## WORK TO BE COMPLETED
Copy the records from the start through the line that contains "style-good[interactable]: Dobre (732, 42, 806, 58)", both included, without any changes.

## RECORDS PROVIDED
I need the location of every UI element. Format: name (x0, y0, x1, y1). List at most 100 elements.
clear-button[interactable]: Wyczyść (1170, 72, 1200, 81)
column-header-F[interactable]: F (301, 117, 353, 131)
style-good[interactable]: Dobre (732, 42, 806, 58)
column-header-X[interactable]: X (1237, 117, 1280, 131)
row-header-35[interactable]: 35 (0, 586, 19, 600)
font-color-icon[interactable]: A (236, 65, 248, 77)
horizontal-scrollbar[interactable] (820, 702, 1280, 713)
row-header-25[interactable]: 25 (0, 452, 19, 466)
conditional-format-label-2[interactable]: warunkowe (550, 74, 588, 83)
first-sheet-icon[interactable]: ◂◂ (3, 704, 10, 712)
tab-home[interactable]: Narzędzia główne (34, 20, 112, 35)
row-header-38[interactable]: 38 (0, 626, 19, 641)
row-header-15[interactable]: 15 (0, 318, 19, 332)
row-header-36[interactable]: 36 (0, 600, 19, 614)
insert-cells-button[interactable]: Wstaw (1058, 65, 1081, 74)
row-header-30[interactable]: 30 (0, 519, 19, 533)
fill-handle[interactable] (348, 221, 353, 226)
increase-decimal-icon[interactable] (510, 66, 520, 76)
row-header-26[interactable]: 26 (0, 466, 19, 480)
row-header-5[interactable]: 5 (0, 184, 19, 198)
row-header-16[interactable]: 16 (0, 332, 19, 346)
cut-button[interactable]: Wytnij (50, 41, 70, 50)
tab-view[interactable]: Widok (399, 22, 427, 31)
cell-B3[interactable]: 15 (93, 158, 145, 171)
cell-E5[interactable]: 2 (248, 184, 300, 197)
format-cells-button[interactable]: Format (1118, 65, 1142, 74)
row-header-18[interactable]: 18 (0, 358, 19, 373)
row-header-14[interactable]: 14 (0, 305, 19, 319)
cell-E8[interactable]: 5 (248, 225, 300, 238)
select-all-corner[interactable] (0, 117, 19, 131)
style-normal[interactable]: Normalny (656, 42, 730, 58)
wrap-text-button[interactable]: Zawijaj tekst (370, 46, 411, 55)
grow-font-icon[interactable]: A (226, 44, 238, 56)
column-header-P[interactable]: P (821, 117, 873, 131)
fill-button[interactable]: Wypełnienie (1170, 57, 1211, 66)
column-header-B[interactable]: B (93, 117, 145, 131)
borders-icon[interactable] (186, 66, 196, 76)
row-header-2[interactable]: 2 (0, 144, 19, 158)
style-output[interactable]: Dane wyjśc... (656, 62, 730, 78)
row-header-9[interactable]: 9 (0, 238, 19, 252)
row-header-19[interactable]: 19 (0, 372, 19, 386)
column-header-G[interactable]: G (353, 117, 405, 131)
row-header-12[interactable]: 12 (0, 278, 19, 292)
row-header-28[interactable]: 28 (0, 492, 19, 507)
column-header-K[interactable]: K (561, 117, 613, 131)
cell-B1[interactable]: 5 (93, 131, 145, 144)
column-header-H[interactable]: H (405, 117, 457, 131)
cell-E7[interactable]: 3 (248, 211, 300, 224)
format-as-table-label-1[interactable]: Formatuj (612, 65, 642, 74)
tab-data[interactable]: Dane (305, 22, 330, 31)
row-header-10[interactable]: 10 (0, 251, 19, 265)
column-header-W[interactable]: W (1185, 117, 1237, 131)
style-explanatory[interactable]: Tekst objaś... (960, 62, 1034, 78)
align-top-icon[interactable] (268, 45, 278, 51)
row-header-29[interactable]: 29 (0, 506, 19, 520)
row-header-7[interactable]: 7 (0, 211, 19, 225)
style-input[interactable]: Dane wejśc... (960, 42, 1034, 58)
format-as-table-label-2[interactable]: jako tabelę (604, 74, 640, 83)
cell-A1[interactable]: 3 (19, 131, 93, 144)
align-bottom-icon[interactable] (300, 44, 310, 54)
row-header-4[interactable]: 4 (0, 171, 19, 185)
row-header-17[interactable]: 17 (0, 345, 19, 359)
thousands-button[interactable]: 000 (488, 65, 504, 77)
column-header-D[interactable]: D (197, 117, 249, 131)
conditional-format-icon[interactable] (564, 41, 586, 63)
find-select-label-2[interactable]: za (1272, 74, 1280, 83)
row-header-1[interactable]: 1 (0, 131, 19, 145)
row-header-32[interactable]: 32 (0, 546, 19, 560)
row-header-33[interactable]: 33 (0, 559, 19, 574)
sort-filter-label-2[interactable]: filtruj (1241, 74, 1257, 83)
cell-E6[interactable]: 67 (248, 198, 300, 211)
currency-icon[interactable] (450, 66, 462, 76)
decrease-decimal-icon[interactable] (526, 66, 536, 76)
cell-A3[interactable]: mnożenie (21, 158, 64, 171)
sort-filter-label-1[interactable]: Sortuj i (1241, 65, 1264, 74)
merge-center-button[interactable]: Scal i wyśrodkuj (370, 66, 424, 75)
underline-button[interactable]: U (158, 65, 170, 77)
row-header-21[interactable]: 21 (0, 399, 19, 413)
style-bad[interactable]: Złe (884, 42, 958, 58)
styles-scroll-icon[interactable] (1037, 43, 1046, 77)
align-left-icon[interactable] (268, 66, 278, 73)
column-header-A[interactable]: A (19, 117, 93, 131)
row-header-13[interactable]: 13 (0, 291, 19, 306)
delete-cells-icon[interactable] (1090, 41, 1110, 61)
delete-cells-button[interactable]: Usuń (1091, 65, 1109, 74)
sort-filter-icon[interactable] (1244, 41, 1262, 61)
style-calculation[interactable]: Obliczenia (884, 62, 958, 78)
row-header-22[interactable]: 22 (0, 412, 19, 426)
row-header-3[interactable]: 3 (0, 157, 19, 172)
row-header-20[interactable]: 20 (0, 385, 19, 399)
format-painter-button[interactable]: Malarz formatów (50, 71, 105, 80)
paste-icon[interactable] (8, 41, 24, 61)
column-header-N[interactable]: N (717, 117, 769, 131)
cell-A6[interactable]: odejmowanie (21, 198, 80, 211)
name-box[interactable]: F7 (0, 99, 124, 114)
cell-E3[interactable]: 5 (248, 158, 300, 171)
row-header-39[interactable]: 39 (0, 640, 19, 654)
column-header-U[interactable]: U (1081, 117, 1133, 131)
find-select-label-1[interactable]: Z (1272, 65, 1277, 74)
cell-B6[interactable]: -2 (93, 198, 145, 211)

## COMPLETED TASK
I need the location of every UI element. Format: name (x0, y0, x1, y1). List at most 100 elements.
clear-button[interactable]: Wyczyść (1170, 72, 1200, 81)
column-header-F[interactable]: F (301, 117, 353, 131)
style-good[interactable]: Dobre (732, 42, 806, 58)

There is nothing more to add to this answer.